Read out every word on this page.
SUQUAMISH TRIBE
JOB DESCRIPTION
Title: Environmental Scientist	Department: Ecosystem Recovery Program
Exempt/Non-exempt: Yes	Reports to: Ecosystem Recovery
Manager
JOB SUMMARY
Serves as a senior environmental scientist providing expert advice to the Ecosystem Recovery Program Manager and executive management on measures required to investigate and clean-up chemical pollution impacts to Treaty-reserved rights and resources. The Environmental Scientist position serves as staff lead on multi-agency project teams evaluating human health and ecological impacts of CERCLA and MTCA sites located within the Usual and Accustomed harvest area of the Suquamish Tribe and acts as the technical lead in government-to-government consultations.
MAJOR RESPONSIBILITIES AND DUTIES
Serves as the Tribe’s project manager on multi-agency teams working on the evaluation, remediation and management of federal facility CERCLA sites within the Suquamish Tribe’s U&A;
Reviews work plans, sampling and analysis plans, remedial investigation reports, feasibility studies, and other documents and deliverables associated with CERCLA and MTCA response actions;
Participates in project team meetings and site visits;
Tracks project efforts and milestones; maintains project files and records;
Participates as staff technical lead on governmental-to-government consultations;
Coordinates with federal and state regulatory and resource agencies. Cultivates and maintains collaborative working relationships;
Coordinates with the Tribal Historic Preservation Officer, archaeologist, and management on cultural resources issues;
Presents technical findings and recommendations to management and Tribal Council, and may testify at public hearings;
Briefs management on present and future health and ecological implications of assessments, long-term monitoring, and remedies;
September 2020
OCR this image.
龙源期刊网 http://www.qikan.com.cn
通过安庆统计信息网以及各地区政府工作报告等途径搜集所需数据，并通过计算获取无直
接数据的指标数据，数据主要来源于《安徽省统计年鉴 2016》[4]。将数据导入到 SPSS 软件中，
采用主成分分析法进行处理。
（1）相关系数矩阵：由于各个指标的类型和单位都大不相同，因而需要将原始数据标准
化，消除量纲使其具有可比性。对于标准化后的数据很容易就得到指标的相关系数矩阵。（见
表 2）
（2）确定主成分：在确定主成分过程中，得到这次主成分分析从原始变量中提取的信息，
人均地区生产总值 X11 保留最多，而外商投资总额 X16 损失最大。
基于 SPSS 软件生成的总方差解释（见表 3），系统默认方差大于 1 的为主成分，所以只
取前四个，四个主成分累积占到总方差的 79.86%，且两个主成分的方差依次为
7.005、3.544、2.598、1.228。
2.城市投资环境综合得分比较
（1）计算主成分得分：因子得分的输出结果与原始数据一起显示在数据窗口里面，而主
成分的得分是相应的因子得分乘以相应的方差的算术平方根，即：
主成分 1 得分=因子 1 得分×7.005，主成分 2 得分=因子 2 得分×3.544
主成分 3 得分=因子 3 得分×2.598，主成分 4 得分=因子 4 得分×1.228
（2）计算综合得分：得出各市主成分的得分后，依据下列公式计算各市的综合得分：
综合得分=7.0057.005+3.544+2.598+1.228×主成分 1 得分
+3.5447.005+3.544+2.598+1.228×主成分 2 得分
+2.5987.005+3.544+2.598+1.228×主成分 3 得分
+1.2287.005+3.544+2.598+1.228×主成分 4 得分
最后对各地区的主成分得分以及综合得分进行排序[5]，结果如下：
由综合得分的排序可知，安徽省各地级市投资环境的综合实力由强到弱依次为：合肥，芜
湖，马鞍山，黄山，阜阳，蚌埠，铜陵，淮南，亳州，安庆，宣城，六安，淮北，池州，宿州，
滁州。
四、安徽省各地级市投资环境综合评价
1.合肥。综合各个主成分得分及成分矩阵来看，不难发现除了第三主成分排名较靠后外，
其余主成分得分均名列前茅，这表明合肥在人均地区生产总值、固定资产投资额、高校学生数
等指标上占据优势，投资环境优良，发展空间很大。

*PROMPT*:
Pick out all lines from the data above in which the word "maintains" appears.

*WRITTEN ANSWER*:
Tracks project efforts and milestones; maintains project files and records;
Coordinates with federal and state regulatory and resource agencies. Cultivates and maintains collaborative working relationships;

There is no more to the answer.